Task objective »
Your task is to write out the complete listing exactly as it is shown.

Start Data shown

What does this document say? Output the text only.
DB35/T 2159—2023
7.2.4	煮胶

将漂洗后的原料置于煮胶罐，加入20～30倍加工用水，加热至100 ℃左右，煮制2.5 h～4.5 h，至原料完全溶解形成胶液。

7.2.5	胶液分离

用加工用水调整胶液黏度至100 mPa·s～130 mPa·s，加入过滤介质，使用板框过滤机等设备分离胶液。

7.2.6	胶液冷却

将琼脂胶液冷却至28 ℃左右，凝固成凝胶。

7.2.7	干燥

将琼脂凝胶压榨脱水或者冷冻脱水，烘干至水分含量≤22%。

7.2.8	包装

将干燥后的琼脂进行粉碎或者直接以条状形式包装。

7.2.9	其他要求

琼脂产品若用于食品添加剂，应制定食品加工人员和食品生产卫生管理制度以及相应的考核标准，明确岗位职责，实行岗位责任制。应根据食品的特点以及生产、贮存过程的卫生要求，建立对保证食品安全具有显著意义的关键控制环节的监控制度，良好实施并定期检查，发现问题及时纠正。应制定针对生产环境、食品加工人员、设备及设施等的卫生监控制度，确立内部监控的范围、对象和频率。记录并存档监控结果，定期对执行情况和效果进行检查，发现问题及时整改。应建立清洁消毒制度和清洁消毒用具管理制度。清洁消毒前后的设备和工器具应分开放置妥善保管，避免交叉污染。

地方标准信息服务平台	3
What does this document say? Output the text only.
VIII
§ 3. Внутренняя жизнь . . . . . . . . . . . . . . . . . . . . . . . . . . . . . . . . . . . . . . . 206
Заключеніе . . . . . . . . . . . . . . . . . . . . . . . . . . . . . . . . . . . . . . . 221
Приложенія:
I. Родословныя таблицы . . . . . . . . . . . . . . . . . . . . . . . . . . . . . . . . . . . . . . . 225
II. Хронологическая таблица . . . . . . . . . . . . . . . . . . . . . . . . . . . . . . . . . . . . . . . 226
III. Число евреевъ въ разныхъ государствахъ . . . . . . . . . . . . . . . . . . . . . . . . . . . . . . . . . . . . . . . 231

End Data shown

Result of this exercise »
What does this document say? Output the text only.
DB35/T 2159—2023
7.2.4	煮胶

将漂洗后的原料置于煮胶罐，加入20～30倍加工用水，加热至100 ℃左右，煮制2.5 h～4.5 h，至原料完全溶解形成胶液。

7.2.5	胶液分离

用加工用水调整胶液黏度至100 mPa·s～130 mPa·s，加入过滤介质，使用板框过滤机等设备分离胶液。

7.2.6	胶液冷却

将琼脂胶液冷却至28 ℃左右，凝固成凝胶。

7.2.7	干燥

将琼脂凝胶压榨脱水或者冷冻脱水，烘干至水分含量≤22%。

7.2.8	包装

将干燥后的琼脂进行粉碎或者直接以条状形式包装。

7.2.9	其他要求

琼脂产品若用于食品添加剂，应制定食品加工人员和食品生产卫生管理制度以及相应的考核标准，明确岗位职责，实行岗位责任制。应根据食品的特点以及生产、贮存过程的卫生要求，建立对保证食品安全具有显著意义的关键控制环节的监控制度，良好实施并定期检查，发现问题及时纠正。应制定针对生产环境、食品加工人员、设备及设施等的卫生监控制度，确立内部监控的范围、对象和频率。记录并存档监控结果，定期对执行情况和效果进行检查，发现问题及时整改。应建立清洁消毒制度和清洁消毒用具管理制度。清洁消毒前后的设备和工器具应分开放置妥善保管，避免交叉污染。

地方标准信息服务平台	3
What does this document say? Output the text only.
VIII
§ 3. Внутренняя жизнь . . . . . . . . . . . . . . . . . . . . . . . . . . . . . . . . . . . . . . . 206
Заключеніе . . . . . . . . . . . . . . . . . . . . . . . . . . . . . . . . . . . . . . . 221
Приложенія:
I. Родословныя таблицы . . . . . . . . . . . . . . . . . . . . . . . . . . . . . . . . . . . . . . . 225
II. Хронологическая таблица . . . . . . . . . . . . . . . . . . . . . . . . . . . . . . . . . . . . . . . 226
III. Число евреевъ въ разныхъ государствахъ . . . . . . . . . . . . . . . . . . . . . . . . . . . . . . . . . . . . . . . 231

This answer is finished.